GOAL: Copy the material below word for word, from its first line through the line containing "- waterfall-bar-image_light[interactable]: [326, 260, 339, 272]", including that line.

── EXCERPTED RECORDS ──

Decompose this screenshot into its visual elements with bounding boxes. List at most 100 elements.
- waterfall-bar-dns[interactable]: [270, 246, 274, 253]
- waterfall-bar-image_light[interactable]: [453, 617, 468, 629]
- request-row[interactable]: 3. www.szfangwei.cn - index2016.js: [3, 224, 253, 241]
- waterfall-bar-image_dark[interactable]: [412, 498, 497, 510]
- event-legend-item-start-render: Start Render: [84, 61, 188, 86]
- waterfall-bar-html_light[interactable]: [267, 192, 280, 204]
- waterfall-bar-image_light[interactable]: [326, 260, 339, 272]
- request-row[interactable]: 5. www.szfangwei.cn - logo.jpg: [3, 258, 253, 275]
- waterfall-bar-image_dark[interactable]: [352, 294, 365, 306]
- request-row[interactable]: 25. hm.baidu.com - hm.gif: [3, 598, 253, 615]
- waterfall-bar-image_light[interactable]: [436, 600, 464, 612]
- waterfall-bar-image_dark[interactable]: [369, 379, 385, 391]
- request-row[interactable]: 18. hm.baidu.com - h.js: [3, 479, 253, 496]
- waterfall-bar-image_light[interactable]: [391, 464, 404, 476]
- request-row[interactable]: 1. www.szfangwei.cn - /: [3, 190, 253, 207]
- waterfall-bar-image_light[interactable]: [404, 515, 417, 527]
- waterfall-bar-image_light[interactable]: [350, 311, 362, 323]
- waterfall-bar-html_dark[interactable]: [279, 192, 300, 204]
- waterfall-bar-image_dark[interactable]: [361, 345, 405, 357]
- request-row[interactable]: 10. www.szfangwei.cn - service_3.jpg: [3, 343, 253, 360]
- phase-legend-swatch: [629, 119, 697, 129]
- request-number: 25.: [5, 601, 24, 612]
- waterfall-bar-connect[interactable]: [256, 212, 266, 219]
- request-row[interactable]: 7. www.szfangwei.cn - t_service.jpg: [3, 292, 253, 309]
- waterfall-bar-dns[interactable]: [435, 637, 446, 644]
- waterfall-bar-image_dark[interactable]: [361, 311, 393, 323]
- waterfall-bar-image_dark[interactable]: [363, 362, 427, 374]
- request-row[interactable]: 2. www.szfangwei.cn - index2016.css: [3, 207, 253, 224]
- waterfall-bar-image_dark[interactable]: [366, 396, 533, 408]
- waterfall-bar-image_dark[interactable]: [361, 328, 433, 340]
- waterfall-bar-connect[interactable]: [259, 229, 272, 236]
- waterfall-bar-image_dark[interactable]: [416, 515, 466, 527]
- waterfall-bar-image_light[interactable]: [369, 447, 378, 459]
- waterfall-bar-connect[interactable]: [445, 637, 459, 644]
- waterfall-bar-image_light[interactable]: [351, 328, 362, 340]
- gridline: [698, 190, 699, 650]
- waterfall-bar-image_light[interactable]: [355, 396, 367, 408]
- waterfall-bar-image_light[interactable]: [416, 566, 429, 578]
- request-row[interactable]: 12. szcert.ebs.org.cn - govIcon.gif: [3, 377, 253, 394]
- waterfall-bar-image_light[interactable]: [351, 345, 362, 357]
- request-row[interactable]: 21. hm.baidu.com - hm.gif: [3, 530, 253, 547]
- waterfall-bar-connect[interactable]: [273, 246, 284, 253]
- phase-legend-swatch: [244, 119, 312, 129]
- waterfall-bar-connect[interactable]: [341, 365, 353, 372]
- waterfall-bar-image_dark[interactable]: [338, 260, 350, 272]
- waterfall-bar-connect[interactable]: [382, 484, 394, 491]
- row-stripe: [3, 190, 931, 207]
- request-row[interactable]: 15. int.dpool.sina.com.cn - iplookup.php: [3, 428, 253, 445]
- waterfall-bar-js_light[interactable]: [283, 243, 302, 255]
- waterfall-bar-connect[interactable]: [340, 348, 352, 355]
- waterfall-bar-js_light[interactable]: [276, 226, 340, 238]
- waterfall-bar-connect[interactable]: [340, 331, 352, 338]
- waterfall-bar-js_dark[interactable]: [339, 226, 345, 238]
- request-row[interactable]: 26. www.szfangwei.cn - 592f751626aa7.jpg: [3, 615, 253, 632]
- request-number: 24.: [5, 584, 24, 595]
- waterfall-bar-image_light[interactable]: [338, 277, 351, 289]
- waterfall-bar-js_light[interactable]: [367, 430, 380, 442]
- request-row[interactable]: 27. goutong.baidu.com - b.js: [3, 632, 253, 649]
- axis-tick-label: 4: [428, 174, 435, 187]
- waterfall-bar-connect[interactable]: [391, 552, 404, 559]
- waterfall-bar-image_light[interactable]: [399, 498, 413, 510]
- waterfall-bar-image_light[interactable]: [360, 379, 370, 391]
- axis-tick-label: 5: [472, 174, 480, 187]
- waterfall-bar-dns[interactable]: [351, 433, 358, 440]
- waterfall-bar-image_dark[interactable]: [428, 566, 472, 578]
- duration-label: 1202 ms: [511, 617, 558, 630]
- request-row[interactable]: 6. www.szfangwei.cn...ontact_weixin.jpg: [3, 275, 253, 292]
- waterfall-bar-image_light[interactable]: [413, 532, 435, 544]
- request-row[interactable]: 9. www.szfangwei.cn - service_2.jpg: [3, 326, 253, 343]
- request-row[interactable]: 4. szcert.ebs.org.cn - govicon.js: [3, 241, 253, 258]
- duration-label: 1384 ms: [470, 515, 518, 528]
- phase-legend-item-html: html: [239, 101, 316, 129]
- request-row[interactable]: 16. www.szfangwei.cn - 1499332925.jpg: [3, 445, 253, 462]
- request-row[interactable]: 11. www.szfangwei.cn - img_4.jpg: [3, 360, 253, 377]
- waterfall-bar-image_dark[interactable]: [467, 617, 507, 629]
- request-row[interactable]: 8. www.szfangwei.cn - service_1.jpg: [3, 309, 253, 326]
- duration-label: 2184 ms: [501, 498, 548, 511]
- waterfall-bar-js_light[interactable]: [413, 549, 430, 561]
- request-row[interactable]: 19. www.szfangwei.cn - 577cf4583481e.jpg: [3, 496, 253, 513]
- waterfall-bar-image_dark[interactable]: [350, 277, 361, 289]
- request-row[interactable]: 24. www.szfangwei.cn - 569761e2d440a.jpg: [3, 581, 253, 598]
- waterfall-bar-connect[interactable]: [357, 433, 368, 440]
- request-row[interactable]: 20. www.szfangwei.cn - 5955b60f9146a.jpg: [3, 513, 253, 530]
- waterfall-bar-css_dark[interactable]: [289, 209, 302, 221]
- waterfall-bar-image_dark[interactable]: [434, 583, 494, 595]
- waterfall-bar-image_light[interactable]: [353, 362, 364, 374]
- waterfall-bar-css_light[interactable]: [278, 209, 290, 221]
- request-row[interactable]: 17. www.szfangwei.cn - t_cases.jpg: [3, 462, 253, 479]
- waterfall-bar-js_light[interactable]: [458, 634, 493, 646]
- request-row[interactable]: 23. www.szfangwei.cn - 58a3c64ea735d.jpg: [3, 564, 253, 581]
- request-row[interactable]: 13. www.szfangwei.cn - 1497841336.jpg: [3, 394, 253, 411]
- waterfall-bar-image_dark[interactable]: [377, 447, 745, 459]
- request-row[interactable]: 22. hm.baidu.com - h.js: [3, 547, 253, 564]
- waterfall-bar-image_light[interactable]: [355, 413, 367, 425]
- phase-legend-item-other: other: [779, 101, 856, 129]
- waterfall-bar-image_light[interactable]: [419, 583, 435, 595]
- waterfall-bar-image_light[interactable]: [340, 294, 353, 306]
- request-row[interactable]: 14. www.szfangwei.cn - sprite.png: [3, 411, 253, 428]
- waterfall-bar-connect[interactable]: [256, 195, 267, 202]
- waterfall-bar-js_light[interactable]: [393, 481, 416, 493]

───

CORRECT OUTPUT:
Decompose this screenshot into its visual elements with bounding boxes. List at most 100 elements.
- waterfall-bar-dns[interactable]: [270, 246, 274, 253]
- waterfall-bar-image_light[interactable]: [453, 617, 468, 629]
- request-row[interactable]: 3. www.szfangwei.cn - index2016.js: [3, 224, 253, 241]
- waterfall-bar-image_dark[interactable]: [412, 498, 497, 510]
- event-legend-item-start-render: Start Render: [84, 61, 188, 86]
- waterfall-bar-html_light[interactable]: [267, 192, 280, 204]
- waterfall-bar-image_light[interactable]: [326, 260, 339, 272]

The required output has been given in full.